Please count the lines of the records below that contain the string "materi" and give only that number.

___ EXTRACTED RECORDS ___

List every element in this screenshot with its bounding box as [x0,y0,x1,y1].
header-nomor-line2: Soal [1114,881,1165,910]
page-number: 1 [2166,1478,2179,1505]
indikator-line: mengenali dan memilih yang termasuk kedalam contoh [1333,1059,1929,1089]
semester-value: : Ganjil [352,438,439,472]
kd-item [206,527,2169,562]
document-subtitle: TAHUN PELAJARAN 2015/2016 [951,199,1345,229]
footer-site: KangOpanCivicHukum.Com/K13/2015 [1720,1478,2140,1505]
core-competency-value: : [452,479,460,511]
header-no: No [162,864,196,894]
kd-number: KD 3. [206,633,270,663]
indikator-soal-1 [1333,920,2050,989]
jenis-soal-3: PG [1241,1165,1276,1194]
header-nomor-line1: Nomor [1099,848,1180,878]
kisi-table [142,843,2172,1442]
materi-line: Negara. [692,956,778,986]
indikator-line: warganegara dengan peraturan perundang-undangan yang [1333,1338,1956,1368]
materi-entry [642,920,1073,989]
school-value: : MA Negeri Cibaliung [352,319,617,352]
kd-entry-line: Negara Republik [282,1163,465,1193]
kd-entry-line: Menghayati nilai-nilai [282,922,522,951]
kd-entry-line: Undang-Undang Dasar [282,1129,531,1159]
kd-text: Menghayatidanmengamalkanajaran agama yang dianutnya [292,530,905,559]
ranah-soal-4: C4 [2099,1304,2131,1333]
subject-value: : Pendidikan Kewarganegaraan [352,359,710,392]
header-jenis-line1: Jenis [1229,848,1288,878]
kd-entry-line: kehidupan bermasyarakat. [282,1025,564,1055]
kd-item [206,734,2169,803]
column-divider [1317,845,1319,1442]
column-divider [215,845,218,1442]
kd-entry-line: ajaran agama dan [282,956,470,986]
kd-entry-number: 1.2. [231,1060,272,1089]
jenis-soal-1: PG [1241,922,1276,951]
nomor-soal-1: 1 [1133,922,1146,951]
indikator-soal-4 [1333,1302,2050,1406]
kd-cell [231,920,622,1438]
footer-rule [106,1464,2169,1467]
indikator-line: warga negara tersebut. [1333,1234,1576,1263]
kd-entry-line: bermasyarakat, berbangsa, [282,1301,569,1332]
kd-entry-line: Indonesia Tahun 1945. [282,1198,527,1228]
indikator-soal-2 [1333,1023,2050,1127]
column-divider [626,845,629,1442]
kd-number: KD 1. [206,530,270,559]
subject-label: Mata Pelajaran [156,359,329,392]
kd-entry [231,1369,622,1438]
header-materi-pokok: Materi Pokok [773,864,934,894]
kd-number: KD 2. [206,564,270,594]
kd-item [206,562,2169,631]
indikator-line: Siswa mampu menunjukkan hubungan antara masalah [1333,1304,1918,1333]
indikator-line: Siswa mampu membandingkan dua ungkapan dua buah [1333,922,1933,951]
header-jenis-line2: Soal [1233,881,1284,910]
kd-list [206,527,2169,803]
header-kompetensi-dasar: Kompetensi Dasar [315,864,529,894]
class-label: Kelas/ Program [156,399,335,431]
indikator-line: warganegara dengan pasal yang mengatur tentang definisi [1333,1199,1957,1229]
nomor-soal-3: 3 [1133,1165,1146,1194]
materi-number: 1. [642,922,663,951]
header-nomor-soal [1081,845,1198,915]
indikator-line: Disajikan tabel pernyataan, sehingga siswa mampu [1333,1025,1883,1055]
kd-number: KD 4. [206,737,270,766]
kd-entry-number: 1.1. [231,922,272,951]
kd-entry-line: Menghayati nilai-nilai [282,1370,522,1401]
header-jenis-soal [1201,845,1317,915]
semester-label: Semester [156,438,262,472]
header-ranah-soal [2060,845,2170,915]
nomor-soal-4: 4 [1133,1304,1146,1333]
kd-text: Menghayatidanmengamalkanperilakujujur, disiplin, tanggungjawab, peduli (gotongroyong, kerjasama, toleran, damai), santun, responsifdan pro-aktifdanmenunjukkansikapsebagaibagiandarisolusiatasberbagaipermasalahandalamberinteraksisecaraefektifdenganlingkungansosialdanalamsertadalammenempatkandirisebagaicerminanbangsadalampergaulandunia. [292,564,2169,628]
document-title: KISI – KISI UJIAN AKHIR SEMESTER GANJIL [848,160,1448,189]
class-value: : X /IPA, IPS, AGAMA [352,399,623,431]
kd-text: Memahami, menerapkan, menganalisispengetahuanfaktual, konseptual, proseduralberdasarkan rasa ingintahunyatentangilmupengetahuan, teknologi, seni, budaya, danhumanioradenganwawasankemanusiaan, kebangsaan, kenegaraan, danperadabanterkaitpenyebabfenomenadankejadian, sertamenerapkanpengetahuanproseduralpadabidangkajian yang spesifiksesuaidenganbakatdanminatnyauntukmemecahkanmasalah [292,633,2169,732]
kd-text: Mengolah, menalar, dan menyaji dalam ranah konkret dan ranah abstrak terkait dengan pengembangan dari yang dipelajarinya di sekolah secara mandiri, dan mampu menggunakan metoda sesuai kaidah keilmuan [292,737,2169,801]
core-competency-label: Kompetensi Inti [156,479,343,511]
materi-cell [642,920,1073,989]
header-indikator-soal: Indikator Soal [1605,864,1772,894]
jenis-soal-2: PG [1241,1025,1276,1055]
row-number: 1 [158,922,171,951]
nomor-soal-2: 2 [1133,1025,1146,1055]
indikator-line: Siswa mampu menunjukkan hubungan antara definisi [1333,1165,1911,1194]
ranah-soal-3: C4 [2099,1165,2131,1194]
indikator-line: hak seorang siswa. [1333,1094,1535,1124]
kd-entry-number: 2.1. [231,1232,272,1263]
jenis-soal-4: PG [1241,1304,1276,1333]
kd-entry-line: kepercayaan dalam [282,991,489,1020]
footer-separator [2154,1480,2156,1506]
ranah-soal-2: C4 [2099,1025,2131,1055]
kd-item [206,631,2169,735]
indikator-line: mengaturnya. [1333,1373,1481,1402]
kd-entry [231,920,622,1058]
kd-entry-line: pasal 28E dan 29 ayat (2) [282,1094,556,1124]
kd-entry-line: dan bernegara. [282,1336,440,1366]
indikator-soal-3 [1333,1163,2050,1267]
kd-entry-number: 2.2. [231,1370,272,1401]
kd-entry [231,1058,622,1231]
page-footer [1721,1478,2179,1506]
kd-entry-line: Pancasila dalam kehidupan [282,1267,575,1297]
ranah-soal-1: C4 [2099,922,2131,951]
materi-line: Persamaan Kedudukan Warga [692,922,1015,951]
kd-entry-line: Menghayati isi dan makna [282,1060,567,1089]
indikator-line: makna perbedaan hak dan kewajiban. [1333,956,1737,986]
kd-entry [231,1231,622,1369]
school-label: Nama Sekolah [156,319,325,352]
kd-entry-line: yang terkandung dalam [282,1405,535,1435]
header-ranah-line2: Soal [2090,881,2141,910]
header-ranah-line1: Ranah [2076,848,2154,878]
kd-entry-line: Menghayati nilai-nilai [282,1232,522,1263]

___

REPLY TO THE TASK ::
6